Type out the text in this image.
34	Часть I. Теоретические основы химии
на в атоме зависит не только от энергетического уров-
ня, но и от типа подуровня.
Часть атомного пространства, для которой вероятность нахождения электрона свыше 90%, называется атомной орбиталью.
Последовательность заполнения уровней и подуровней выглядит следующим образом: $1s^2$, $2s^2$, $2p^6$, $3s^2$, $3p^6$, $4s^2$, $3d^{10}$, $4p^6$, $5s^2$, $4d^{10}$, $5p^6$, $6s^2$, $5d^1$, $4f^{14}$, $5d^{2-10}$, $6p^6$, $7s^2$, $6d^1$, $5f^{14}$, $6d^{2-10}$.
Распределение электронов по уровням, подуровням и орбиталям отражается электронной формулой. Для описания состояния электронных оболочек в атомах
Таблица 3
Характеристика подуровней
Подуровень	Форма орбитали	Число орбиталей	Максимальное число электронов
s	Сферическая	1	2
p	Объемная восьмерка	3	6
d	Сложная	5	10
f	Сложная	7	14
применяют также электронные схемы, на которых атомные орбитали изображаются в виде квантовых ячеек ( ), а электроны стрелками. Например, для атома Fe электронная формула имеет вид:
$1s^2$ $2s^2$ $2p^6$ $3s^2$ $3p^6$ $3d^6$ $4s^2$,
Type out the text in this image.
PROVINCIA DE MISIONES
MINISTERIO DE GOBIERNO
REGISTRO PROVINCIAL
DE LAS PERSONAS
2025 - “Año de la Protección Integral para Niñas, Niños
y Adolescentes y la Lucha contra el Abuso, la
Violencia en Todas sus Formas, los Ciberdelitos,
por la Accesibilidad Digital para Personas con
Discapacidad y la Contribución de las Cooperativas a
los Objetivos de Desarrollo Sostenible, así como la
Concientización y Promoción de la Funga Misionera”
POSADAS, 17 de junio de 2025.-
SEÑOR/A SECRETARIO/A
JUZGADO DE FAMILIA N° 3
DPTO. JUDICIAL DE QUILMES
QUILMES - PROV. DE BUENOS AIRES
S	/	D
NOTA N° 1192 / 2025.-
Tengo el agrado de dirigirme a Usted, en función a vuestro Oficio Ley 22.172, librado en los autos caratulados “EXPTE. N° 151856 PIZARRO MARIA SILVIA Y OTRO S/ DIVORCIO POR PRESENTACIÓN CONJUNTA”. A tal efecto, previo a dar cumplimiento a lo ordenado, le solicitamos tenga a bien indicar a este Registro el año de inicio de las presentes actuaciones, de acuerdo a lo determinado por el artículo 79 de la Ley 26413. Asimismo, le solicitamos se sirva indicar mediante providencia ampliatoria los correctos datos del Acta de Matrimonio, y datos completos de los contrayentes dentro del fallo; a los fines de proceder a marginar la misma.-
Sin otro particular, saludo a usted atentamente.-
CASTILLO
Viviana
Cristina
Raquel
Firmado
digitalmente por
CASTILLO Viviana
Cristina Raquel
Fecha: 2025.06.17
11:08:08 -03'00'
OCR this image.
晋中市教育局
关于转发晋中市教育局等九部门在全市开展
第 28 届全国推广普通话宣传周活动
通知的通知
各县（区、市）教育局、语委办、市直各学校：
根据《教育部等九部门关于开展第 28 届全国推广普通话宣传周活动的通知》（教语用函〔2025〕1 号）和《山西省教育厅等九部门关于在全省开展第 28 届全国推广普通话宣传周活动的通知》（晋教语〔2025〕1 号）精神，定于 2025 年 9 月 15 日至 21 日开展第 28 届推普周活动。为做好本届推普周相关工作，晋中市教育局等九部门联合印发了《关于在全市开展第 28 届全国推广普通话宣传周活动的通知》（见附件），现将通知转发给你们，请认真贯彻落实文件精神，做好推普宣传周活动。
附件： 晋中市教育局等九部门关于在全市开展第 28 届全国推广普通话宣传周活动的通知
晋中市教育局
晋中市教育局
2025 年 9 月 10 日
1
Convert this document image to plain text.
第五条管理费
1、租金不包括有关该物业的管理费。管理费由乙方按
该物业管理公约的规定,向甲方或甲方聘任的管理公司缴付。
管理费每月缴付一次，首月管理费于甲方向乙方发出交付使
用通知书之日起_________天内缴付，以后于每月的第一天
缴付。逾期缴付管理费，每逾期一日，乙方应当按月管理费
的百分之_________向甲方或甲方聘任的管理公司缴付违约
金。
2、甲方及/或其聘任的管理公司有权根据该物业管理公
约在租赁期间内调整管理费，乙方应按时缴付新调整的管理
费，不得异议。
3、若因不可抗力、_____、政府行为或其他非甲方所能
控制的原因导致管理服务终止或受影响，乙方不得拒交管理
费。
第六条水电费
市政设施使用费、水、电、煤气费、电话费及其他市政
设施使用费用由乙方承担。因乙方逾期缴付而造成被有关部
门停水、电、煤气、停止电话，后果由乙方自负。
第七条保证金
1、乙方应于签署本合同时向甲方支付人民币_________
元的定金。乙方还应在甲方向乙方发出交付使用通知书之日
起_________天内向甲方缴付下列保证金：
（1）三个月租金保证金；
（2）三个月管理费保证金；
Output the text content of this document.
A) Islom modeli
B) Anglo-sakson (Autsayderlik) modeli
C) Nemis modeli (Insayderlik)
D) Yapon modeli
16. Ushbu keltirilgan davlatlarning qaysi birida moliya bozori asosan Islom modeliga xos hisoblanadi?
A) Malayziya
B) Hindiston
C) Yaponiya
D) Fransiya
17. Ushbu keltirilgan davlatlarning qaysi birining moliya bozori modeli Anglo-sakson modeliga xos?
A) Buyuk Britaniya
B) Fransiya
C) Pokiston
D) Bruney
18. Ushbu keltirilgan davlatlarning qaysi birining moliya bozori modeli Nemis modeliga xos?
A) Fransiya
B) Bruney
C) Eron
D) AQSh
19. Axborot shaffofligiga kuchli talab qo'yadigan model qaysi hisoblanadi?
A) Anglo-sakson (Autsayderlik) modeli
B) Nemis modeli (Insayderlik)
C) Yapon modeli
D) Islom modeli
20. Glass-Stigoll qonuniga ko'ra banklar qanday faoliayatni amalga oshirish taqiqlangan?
● ● ● ●
Task directions: Write an exact transcription of every entry above.

Response to this exercise:
Type out the text in this image.
34	Часть I. Теоретические основы химии
на в атоме зависит не только от энергетического уров-
ня, но и от типа подуровня.
Часть атомного пространства, для которой вероятность нахождения электрона свыше 90%, называется атомной орбиталью.
Последовательность заполнения уровней и подуровней выглядит следующим образом: $1s^2$, $2s^2$, $2p^6$, $3s^2$, $3p^6$, $4s^2$, $3d^{10}$, $4p^6$, $5s^2$, $4d^{10}$, $5p^6$, $6s^2$, $5d^1$, $4f^{14}$, $5d^{2-10}$, $6p^6$, $7s^2$, $6d^1$, $5f^{14}$, $6d^{2-10}$.
Распределение электронов по уровням, подуровням и орбиталям отражается электронной формулой. Для описания состояния электронных оболочек в атомах
Таблица 3
Характеристика подуровней
Подуровень	Форма орбитали	Число орбиталей	Максимальное число электронов
s	Сферическая	1	2
p	Объемная восьмерка	3	6
d	Сложная	5	10
f	Сложная	7	14
применяют также электронные схемы, на которых атомные орбитали изображаются в виде квантовых ячеек ( ), а электроны стрелками. Например, для атома Fe электронная формула имеет вид:
$1s^2$ $2s^2$ $2p^6$ $3s^2$ $3p^6$ $3d^6$ $4s^2$,
Type out the text in this image.
PROVINCIA DE MISIONES
MINISTERIO DE GOBIERNO
REGISTRO PROVINCIAL
DE LAS PERSONAS
2025 - “Año de la Protección Integral para Niñas, Niños
y Adolescentes y la Lucha contra el Abuso, la
Violencia en Todas sus Formas, los Ciberdelitos,
por la Accesibilidad Digital para Personas con
Discapacidad y la Contribución de las Cooperativas a
los Objetivos de Desarrollo Sostenible, así como la
Concientización y Promoción de la Funga Misionera”
POSADAS, 17 de junio de 2025.-
SEÑOR/A SECRETARIO/A
JUZGADO DE FAMILIA N° 3
DPTO. JUDICIAL DE QUILMES
QUILMES - PROV. DE BUENOS AIRES
S	/	D
NOTA N° 1192 / 2025.-
Tengo el agrado de dirigirme a Usted, en función a vuestro Oficio Ley 22.172, librado en los autos caratulados “EXPTE. N° 151856 PIZARRO MARIA SILVIA Y OTRO S/ DIVORCIO POR PRESENTACIÓN CONJUNTA”. A tal efecto, previo a dar cumplimiento a lo ordenado, le solicitamos tenga a bien indicar a este Registro el año de inicio de las presentes actuaciones, de acuerdo a lo determinado por el artículo 79 de la Ley 26413. Asimismo, le solicitamos se sirva indicar mediante providencia ampliatoria los correctos datos del Acta de Matrimonio, y datos completos de los contrayentes dentro del fallo; a los fines de proceder a marginar la misma.-
Sin otro particular, saludo a usted atentamente.-
CASTILLO
Viviana
Cristina
Raquel
Firmado
digitalmente por
CASTILLO Viviana
Cristina Raquel
Fecha: 2025.06.17
11:08:08 -03'00'
OCR this image.
晋中市教育局
关于转发晋中市教育局等九部门在全市开展
第 28 届全国推广普通话宣传周活动
通知的通知
各县（区、市）教育局、语委办、市直各学校：
根据《教育部等九部门关于开展第 28 届全国推广普通话宣传周活动的通知》（教语用函〔2025〕1 号）和《山西省教育厅等九部门关于在全省开展第 28 届全国推广普通话宣传周活动的通知》（晋教语〔2025〕1 号）精神，定于 2025 年 9 月 15 日至 21 日开展第 28 届推普周活动。为做好本届推普周相关工作，晋中市教育局等九部门联合印发了《关于在全市开展第 28 届全国推广普通话宣传周活动的通知》（见附件），现将通知转发给你们，请认真贯彻落实文件精神，做好推普宣传周活动。
附件： 晋中市教育局等九部门关于在全市开展第 28 届全国推广普通话宣传周活动的通知
晋中市教育局
晋中市教育局
2025 年 9 月 10 日
1
Convert this document image to plain text.
第五条管理费
1、租金不包括有关该物业的管理费。管理费由乙方按
该物业管理公约的规定,向甲方或甲方聘任的管理公司缴付。
管理费每月缴付一次，首月管理费于甲方向乙方发出交付使
用通知书之日起_________天内缴付，以后于每月的第一天
缴付。逾期缴付管理费，每逾期一日，乙方应当按月管理费
的百分之_________向甲方或甲方聘任的管理公司缴付违约
金。
2、甲方及/或其聘任的管理公司有权根据该物业管理公
约在租赁期间内调整管理费，乙方应按时缴付新调整的管理
费，不得异议。
3、若因不可抗力、_____、政府行为或其他非甲方所能
控制的原因导致管理服务终止或受影响，乙方不得拒交管理
费。
第六条水电费
市政设施使用费、水、电、煤气费、电话费及其他市政
设施使用费用由乙方承担。因乙方逾期缴付而造成被有关部
门停水、电、煤气、停止电话，后果由乙方自负。
第七条保证金
1、乙方应于签署本合同时向甲方支付人民币_________
元的定金。乙方还应在甲方向乙方发出交付使用通知书之日
起_________天内向甲方缴付下列保证金：
（1）三个月租金保证金；
（2）三个月管理费保证金；
Output the text content of this document.
A) Islom modeli
B) Anglo-sakson (Autsayderlik) modeli
C) Nemis modeli (Insayderlik)
D) Yapon modeli
16. Ushbu keltirilgan davlatlarning qaysi birida moliya bozori asosan Islom modeliga xos hisoblanadi?
A) Malayziya
B) Hindiston
C) Yaponiya
D) Fransiya
17. Ushbu keltirilgan davlatlarning qaysi birining moliya bozori modeli Anglo-sakson modeliga xos?
A) Buyuk Britaniya
B) Fransiya
C) Pokiston
D) Bruney
18. Ushbu keltirilgan davlatlarning qaysi birining moliya bozori modeli Nemis modeliga xos?
A) Fransiya
B) Bruney
C) Eron
D) AQSh
19. Axborot shaffofligiga kuchli talab qo'yadigan model qaysi hisoblanadi?
A) Anglo-sakson (Autsayderlik) modeli
B) Nemis modeli (Insayderlik)
C) Yapon modeli
D) Islom modeli
20. Glass-Stigoll qonuniga ko'ra banklar qanday faoliayatni amalga oshirish taqiqlangan?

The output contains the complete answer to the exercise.